╭──

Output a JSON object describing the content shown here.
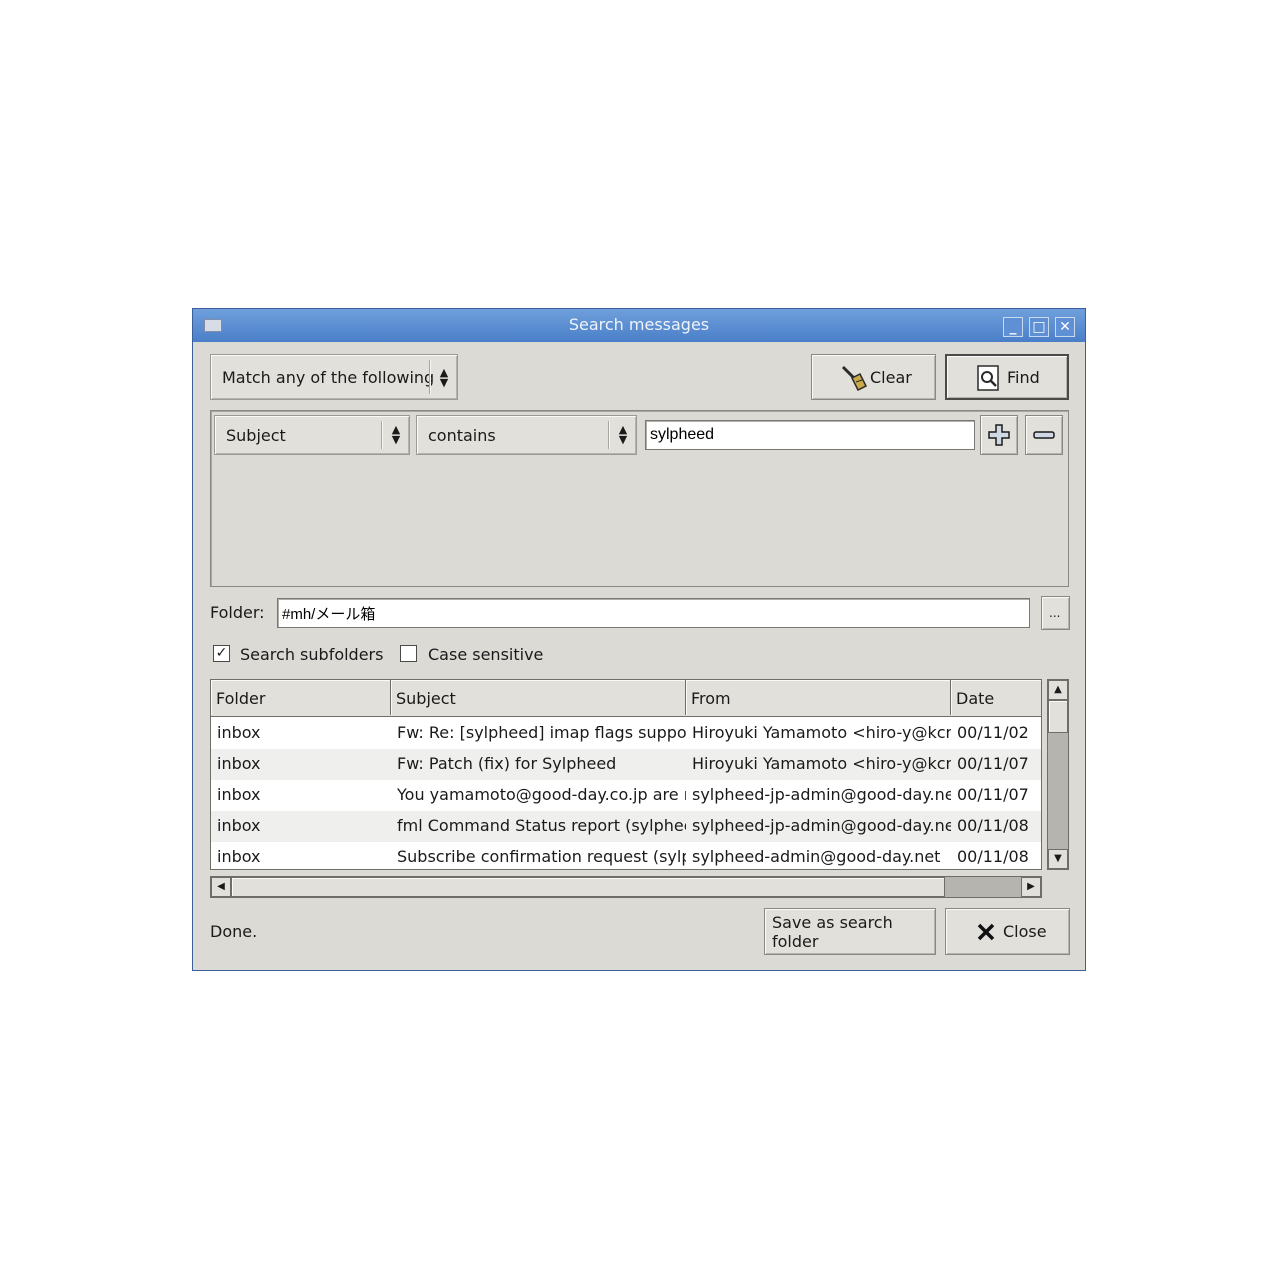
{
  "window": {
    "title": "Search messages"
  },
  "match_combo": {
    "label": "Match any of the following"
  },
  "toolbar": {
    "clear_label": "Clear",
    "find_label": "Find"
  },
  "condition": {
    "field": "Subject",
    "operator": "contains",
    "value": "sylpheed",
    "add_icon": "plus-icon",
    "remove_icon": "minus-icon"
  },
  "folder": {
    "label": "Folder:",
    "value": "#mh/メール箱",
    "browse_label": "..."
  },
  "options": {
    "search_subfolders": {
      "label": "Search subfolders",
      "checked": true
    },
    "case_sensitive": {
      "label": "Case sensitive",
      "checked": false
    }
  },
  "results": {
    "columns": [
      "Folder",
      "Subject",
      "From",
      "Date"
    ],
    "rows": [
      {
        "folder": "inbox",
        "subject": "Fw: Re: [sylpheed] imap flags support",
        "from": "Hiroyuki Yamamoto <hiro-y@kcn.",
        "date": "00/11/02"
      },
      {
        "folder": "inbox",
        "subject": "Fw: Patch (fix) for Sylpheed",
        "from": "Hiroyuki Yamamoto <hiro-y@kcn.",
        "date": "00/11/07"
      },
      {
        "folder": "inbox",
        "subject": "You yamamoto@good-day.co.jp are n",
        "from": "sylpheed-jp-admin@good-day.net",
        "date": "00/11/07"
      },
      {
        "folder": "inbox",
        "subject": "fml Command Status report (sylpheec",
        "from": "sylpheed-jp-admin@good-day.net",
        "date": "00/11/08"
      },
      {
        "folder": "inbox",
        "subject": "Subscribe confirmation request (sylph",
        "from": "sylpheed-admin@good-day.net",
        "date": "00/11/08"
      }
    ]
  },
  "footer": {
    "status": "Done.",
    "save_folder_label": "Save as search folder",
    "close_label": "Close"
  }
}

╰──

:: Task goal ::
Pictures are to be left out; repeat all the remaining data exactly.

:: In response ::
Output a JSON object describing the content shown here.
{
  "window": {
    "title": "Search messages"
  },
  "match_combo": {
    "label": "Match any of the following"
  },
  "toolbar": {
    "clear_label": "Clear",
    "find_label": "Find"
  },
  "condition": {
    "field": "Subject",
    "operator": "contains",
    "value": "sylpheed",
    "add_icon": "plus-icon",
    "remove_icon": "minus-icon"
  },
  "folder": {
    "label": "Folder:",
    "value": "#mh/メール箱",
    "browse_label": "..."
  },
  "options": {
    "search_subfolders": {
      "label": "Search subfolders",
      "checked": true
    },
    "case_sensitive": {
      "label": "Case sensitive",
      "checked": false
    }
  },
  "results": {
    "columns": [
      "Folder",
      "Subject",
      "From",
      "Date"
    ],
    "rows": [
      {
        "folder": "inbox",
        "subject": "Fw: Re: [sylpheed] imap flags support",
        "from": "Hiroyuki Yamamoto <hiro-y@kcn.",
        "date": "00/11/02"
      },
      {
        "folder": "inbox",
        "subject": "Fw: Patch (fix) for Sylpheed",
        "from": "Hiroyuki Yamamoto <hiro-y@kcn.",
        "date": "00/11/07"
      },
      {
        "folder": "inbox",
        "subject": "You yamamoto@good-day.co.jp are n",
        "from": "sylpheed-jp-admin@good-day.net",
        "date": "00/11/07"
      },
      {
        "folder": "inbox",
        "subject": "fml Command Status report (sylpheec",
        "from": "sylpheed-jp-admin@good-day.net",
        "date": "00/11/08"
      },
      {
        "folder": "inbox",
        "subject": "Subscribe confirmation request (sylph",
        "from": "sylpheed-admin@good-day.net",
        "date": "00/11/08"
      }
    ]
  },
  "footer": {
    "status": "Done.",
    "save_folder_label": "Save as search folder",
    "close_label": "Close"
  }
}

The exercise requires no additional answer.